---- Приведённый текст
108. Протоиерей Всеволод Шпиллер. Слово на пассии. Беседа вторая

28.03.76.

Когда человек вступает в христианскую жизнь, то первые слова, которые он слышит над собой, это: «Крещу тебя во имя Отца и Сына и Святаго Духа». Так становящийся христианином сразу же погружается в таинственную бездну троичности, чтобы остаться в ней навсегда (кардинал Ж.Даниелу). Что же значит, что крестимся мы не во имена Отца и Сына и Святого Духа, а во имя, в одно имя, во едино имя Трех? Не то ли, что Три суть Одно?

Конечно, мы делаемся исповедующими веру в Троицу единосущную и нераздельную, Единицу триипостасную и соприсносущную. Так уже из крещальной формулы, начинающей наш христианский жизненный путь, над нами гремят раскаты грома, поражающие обычный рассудок, но открывающие начала новой возможной деятельности разума.

Рассудок не может принять реальности единства и одновременно различия трех. Это противоречит основному закону рассудочного мышления. Сочетание двух противоположностей, их логически невозможный синтез — для него просто нелепость. Между тем, христианство победно утверждает такую возможность. Более того, эта возможность становится «зерном» , из которого вырастает все христианское жизнепонимание.

Для христианского сознания, опирающегося на новые начала деятельности разума, оказывается не невозможным приблизиться к действительности единства и одновременно различия Трех. Послушайте, что в одном из своих писем (38-м) пишет св. Василий Великий: «Не удивляйся, если говорим, что одно и то же и соединено, и разделено, и если представляем мысленно, как бы в гадании, некое новое и необычайное разделение соединенное, и единение разделенное» . «Неизреченна глубина тайны, — говорит св. Григорий Нисский, — так одно и то же и числимо, и избегает счисления, и разделено зримо, и заключается в единице» («Большое катехизическое поучение»).

Нам не нужно заниматься здесь этими новыми началами деятельности разума как таковыми. Они основываются, как уже говорилось во вступительной беседе в прошлый раз, на отказе от замкнутости логических рассудочных построений в самих себе, т.е. на своего рода подвиге, иначе говоря, веры. Они принимаются человеком тогда, когда вопреки протестам и стонам его рассудка, он все-таки говорит себе: «Я верю!”. Потом приходит надежда, что поймет, во что верит.

Так эти начала развиваются, достигая следующей стадии. Наконец, человек уразумевает свою веру и не только верит и понимает, во что он верит, он верой своей уже знает. Вот на какую ступень постепенно поднимают эти новые начала разумной деятельности. И не только в личном развитии в каждом из нас, но и в развитии истории духовного опыта всей Церкви. Но здесь не они сами по себе интересуют нас, а то знание о Боге, Боговедение, которое они дали Церкви и несут каждому из делающих опыт Церкви своим, веру Церкви — своей верой. Что открывают они в глубине таинства единосущия Трех нераздельных и одновременно различных Божественных Лиц? Что верой знает и видит христианин, пусть еще «...как-бы сквозь тусклое стекло» (1 Кор. 13,12), в Пресвятой Троице? В самой Пресвятой Троице?
--------
---- Исходные материалы
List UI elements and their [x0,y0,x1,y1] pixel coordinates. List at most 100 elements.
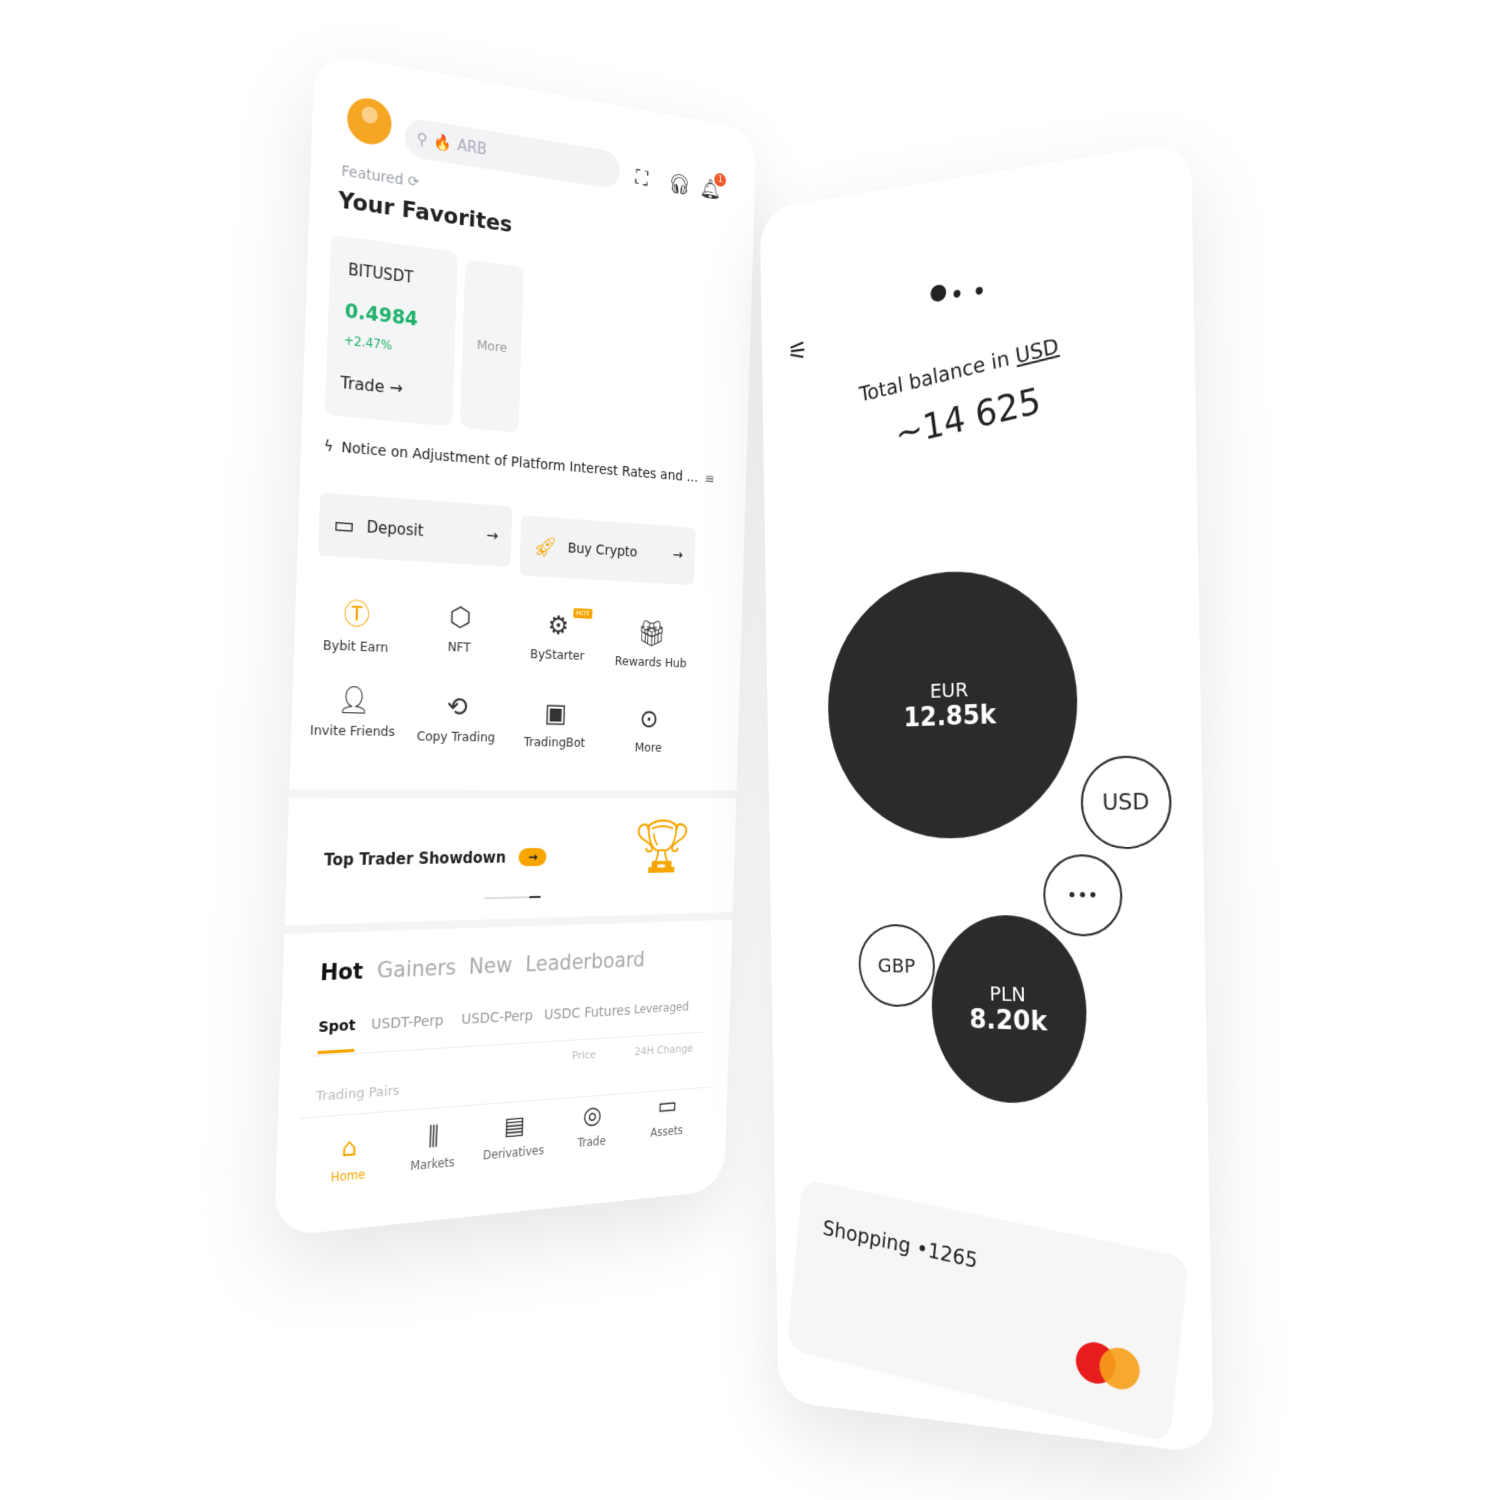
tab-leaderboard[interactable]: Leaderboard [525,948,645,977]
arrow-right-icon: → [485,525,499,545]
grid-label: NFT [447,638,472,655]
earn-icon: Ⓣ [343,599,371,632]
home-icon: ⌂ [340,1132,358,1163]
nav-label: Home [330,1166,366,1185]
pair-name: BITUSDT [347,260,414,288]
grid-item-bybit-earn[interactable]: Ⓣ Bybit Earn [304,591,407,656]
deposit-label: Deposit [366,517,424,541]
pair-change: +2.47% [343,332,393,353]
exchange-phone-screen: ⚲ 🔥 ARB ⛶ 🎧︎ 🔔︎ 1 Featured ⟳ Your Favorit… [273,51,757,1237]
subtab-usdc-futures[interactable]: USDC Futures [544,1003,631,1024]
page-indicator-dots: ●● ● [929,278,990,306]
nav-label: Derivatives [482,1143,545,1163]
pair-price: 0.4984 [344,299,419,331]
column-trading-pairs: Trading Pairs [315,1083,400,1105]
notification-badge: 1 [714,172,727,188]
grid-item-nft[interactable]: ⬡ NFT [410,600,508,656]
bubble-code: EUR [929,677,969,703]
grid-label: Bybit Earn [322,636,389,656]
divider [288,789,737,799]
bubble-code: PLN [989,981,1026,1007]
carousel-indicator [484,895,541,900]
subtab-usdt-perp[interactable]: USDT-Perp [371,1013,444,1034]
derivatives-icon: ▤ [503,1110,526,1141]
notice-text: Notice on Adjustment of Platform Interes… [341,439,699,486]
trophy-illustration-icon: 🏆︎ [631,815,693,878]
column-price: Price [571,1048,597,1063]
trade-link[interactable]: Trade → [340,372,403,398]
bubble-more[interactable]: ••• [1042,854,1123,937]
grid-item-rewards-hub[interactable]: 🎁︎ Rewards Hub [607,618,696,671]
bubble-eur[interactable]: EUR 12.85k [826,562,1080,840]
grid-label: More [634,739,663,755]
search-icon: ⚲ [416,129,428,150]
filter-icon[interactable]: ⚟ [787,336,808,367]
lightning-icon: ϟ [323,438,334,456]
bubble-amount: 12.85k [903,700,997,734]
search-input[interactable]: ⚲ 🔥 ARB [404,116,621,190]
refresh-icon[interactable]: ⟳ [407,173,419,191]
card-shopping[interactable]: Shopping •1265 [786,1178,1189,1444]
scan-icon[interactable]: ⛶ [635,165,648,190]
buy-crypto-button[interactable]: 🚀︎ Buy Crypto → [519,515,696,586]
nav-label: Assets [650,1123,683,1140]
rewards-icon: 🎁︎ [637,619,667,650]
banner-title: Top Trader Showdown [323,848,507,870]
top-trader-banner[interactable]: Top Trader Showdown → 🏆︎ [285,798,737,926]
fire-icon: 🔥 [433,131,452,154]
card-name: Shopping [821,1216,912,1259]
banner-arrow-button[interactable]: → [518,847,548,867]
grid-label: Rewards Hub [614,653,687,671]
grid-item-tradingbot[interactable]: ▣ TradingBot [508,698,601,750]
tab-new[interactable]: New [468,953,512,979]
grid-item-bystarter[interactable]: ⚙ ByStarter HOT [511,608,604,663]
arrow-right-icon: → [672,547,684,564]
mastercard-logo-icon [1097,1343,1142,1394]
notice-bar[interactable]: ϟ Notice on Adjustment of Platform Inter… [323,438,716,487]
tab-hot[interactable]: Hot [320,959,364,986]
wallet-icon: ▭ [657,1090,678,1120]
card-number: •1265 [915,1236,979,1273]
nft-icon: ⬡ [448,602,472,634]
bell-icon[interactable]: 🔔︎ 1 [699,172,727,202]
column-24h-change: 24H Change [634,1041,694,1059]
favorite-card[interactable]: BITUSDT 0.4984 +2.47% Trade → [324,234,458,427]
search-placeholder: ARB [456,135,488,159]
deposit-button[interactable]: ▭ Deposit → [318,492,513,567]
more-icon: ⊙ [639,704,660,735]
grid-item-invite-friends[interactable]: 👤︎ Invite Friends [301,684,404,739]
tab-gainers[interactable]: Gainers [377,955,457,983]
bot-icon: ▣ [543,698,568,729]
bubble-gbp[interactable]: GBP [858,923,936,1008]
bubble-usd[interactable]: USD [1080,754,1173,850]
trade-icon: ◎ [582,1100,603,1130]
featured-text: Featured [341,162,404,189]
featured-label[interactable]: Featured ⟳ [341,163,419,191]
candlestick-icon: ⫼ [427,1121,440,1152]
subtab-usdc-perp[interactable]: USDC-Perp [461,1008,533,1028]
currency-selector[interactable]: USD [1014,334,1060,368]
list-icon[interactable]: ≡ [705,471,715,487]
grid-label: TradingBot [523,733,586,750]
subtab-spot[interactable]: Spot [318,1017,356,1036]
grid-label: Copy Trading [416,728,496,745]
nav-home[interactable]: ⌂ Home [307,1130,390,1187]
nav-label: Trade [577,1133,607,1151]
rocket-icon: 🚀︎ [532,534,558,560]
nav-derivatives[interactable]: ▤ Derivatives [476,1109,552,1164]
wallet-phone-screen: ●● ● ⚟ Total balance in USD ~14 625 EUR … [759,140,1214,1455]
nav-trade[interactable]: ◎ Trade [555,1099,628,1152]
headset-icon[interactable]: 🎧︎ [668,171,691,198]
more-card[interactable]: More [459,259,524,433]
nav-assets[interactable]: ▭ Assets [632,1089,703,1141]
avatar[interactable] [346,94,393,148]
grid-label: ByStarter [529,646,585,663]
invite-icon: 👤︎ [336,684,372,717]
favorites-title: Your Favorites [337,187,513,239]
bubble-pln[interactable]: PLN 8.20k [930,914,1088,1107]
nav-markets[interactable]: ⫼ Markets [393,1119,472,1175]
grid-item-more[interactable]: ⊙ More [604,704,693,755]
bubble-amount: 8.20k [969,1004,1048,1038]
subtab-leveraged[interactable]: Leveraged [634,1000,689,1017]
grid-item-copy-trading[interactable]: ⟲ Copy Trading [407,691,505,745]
--------
Задание:
Ответьте по беседе о Троице на три вопроса:
(a) Какие слова, по утверждению беседы, человек первыми слышит над собой, вступая в христианскую жизнь?
(b) Каков номер письма св. Василия Великого, из которого приводится цитата?
(c) Из какого сочинения св. Григория Нисского взяты слова о глубине тайны?
Материалы для работы не понадобятся.

Итоговый ответ:
(a) «Крещу тебя во имя Отца и Сына и Святаго Духа».
(b) Это 38-е письмо.
(c) Это «Большое катехизическое поучение».